**Exercise details:** Retype precisely the section of the data that starts at the line containing "Read out every word on this page." and runs to its final line, ends included.
━━ Listing
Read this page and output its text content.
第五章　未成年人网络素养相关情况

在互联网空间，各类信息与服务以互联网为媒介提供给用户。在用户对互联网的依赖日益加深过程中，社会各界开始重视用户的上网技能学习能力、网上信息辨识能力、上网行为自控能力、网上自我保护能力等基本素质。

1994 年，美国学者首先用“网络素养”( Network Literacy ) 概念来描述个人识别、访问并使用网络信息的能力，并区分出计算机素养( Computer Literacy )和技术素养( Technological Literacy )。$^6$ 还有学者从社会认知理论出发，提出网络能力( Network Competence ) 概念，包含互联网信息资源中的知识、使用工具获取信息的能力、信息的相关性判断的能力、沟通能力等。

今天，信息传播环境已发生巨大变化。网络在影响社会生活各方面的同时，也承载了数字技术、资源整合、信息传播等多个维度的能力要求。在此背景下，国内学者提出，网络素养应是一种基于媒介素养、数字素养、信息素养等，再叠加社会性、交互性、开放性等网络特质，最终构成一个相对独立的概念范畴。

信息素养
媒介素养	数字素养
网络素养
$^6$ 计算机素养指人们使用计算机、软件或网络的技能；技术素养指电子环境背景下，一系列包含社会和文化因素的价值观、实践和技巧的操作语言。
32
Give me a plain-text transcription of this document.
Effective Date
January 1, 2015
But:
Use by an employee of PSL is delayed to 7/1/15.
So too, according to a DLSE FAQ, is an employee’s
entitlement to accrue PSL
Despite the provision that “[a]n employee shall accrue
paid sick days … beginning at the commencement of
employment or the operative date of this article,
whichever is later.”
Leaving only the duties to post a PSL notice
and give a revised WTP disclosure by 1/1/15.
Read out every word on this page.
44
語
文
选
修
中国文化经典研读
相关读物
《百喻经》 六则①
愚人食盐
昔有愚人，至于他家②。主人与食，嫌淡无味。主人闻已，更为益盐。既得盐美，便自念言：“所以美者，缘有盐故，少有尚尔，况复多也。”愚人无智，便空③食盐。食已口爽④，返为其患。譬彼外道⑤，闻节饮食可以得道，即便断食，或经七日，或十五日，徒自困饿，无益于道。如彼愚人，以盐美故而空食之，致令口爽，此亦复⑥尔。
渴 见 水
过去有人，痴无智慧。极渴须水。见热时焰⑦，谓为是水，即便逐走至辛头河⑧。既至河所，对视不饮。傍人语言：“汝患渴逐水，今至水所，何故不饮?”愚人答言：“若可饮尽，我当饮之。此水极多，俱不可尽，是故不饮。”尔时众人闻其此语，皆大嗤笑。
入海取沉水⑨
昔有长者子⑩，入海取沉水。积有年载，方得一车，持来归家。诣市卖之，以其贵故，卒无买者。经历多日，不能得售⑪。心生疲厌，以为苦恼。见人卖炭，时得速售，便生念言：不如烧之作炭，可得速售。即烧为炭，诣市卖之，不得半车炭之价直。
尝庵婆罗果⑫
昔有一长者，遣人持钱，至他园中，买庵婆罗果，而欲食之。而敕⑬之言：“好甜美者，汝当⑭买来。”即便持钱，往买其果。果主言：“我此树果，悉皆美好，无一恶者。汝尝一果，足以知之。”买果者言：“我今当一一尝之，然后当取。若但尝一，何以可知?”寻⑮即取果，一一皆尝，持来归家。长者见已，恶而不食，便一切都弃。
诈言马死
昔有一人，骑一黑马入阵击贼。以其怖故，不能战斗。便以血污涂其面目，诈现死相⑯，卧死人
━━━━
**Answer to this problem:**
Read out every word on this page.
44
語
文
选
修
中国文化经典研读
相关读物
《百喻经》 六则①
愚人食盐
昔有愚人，至于他家②。主人与食，嫌淡无味。主人闻已，更为益盐。既得盐美，便自念言：“所以美者，缘有盐故，少有尚尔，况复多也。”愚人无智，便空③食盐。食已口爽④，返为其患。譬彼外道⑤，闻节饮食可以得道，即便断食，或经七日，或十五日，徒自困饿，无益于道。如彼愚人，以盐美故而空食之，致令口爽，此亦复⑥尔。
渴 见 水
过去有人，痴无智慧。极渴须水。见热时焰⑦，谓为是水，即便逐走至辛头河⑧。既至河所，对视不饮。傍人语言：“汝患渴逐水，今至水所，何故不饮?”愚人答言：“若可饮尽，我当饮之。此水极多，俱不可尽，是故不饮。”尔时众人闻其此语，皆大嗤笑。
入海取沉水⑨
昔有长者子⑩，入海取沉水。积有年载，方得一车，持来归家。诣市卖之，以其贵故，卒无买者。经历多日，不能得售⑪。心生疲厌，以为苦恼。见人卖炭，时得速售，便生念言：不如烧之作炭，可得速售。即烧为炭，诣市卖之，不得半车炭之价直。
尝庵婆罗果⑫
昔有一长者，遣人持钱，至他园中，买庵婆罗果，而欲食之。而敕⑬之言：“好甜美者，汝当⑭买来。”即便持钱，往买其果。果主言：“我此树果，悉皆美好，无一恶者。汝尝一果，足以知之。”买果者言：“我今当一一尝之，然后当取。若但尝一，何以可知?”寻⑮即取果，一一皆尝，持来归家。长者见已，恶而不食，便一切都弃。
诈言马死
昔有一人，骑一黑马入阵击贼。以其怖故，不能战斗。便以血污涂其面目，诈现死相⑯，卧死人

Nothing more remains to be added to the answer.